Box coordinate listings
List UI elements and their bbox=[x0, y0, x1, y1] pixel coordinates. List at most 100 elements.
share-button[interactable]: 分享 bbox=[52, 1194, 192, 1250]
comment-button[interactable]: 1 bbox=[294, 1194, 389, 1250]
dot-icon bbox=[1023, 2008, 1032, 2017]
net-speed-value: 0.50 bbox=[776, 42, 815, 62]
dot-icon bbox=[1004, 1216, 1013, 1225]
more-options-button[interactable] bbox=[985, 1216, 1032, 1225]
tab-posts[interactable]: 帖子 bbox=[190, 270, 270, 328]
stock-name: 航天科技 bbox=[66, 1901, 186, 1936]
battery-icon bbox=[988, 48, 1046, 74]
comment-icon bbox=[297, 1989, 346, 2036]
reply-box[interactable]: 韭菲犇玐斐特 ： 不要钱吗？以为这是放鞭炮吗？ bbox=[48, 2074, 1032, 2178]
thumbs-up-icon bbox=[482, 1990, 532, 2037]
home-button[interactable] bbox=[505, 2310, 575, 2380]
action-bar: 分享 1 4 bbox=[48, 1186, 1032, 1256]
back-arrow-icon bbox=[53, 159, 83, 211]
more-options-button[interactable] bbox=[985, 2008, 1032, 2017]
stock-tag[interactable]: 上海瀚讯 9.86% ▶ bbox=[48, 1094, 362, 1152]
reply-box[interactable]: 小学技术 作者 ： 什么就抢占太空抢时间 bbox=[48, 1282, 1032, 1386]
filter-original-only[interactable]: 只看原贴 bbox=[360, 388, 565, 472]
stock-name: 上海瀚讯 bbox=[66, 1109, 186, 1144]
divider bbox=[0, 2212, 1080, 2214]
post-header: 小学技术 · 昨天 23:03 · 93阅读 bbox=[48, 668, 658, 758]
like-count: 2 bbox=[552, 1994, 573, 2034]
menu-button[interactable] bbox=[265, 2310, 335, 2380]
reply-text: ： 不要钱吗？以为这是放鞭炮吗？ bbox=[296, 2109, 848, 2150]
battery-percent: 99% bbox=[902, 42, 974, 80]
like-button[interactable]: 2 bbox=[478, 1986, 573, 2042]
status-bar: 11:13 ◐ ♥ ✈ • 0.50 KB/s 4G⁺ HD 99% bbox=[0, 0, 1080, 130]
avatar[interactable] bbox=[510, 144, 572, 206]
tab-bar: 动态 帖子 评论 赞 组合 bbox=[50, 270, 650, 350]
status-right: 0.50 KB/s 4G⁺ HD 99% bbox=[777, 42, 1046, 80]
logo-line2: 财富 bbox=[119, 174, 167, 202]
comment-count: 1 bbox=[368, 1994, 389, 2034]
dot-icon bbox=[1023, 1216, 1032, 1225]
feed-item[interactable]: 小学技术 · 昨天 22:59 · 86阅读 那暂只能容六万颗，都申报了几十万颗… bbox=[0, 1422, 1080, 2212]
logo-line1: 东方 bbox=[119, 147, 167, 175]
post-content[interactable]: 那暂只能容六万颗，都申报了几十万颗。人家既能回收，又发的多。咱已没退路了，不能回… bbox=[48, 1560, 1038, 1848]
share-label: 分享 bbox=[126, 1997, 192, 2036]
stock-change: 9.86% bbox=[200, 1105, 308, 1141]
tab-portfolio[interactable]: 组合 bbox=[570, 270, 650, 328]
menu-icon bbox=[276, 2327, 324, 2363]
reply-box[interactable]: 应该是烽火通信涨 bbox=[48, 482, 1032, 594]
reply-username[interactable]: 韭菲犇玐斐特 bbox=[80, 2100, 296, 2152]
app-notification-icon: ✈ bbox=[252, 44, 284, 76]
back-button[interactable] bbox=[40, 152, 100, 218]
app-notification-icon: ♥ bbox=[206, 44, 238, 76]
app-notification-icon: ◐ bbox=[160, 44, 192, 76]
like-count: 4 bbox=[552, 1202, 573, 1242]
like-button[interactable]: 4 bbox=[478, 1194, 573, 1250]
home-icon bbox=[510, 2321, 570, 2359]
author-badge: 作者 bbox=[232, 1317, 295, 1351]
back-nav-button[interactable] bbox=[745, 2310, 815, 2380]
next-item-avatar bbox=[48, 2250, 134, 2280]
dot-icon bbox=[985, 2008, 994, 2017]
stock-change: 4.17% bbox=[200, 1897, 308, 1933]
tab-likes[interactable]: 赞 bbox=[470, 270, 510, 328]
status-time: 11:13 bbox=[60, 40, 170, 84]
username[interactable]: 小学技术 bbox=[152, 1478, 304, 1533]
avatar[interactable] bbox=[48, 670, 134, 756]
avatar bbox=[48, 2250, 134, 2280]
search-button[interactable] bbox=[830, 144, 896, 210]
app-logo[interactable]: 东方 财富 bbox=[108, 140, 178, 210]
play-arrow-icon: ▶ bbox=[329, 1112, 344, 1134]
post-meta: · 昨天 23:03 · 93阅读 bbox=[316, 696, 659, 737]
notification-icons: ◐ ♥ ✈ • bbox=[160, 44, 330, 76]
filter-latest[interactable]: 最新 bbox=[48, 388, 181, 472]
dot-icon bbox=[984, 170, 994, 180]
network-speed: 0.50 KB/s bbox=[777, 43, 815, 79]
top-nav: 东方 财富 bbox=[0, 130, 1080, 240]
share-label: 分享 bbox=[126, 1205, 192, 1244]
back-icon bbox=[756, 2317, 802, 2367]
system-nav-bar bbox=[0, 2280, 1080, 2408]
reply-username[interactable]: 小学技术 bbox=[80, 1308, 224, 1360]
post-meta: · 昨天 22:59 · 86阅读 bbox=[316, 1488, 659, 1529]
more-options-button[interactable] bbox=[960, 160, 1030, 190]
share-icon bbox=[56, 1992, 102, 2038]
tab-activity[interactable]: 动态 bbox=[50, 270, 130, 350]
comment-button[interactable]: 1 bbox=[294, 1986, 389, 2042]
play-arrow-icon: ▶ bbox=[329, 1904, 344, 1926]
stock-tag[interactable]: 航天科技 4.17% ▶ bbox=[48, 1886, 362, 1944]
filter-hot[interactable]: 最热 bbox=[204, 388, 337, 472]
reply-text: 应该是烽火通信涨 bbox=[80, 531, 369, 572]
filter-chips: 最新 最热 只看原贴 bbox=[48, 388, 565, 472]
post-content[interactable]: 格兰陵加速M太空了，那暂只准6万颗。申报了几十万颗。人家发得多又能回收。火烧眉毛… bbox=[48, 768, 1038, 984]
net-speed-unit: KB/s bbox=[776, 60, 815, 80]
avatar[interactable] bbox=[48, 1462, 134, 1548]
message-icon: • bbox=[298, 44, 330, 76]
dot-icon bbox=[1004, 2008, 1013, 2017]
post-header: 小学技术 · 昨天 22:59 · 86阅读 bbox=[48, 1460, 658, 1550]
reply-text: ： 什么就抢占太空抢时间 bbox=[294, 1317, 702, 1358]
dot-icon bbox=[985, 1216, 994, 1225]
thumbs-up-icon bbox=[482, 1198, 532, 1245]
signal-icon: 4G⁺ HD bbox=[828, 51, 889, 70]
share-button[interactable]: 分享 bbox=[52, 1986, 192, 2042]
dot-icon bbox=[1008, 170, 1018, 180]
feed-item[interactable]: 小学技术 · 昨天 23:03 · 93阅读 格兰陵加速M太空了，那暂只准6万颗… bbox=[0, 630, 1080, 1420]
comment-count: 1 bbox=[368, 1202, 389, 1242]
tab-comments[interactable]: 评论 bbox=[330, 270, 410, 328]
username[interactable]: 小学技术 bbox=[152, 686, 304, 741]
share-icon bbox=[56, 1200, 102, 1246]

*Exercise description*. Quote the stretch of rows above from the start through the line containing "tab-posts[interactable]: 帖子 bbox=[190, 270, 270, 328]", copying each line exactly.

*Worked solution*.
List UI elements and their bbox=[x0, y0, x1, y1] pixel coordinates. List at most 100 elements.
share-button[interactable]: 分享 bbox=[52, 1194, 192, 1250]
comment-button[interactable]: 1 bbox=[294, 1194, 389, 1250]
dot-icon bbox=[1023, 2008, 1032, 2017]
net-speed-value: 0.50 bbox=[776, 42, 815, 62]
dot-icon bbox=[1004, 1216, 1013, 1225]
more-options-button[interactable] bbox=[985, 1216, 1032, 1225]
tab-posts[interactable]: 帖子 bbox=[190, 270, 270, 328]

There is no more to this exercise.